(Set exercise):
Your task is to copy each line that has the word "text".

(Records from a data collection):
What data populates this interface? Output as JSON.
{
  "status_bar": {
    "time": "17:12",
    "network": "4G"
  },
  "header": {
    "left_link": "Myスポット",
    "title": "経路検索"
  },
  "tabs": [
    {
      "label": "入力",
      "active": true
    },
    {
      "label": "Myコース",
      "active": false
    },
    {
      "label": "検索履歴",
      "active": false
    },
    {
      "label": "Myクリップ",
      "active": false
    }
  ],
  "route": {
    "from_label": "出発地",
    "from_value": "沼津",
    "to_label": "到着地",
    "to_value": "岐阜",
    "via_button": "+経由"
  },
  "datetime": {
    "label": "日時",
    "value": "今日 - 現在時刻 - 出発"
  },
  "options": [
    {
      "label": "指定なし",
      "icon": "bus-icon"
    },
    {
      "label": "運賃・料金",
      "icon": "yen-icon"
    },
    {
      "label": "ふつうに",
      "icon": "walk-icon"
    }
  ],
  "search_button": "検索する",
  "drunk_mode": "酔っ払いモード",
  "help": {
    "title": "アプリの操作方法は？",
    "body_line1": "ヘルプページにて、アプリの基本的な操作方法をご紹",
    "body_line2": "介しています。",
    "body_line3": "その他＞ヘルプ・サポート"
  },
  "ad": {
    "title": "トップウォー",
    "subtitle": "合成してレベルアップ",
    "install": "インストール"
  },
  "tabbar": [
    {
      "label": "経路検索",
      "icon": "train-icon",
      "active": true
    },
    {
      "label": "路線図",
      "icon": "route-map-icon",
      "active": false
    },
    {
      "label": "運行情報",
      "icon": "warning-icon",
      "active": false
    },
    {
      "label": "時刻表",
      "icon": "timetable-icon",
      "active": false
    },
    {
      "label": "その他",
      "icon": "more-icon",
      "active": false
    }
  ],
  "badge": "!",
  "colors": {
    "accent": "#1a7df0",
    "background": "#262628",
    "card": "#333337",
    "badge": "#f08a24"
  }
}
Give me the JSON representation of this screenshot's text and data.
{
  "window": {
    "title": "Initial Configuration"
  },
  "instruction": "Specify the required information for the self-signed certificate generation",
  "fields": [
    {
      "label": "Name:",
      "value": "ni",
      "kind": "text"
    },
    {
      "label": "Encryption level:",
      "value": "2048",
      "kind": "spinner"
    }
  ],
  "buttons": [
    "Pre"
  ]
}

(Result of this task):
Give me the JSON representation of this screenshot's text and data.
      "kind": "text"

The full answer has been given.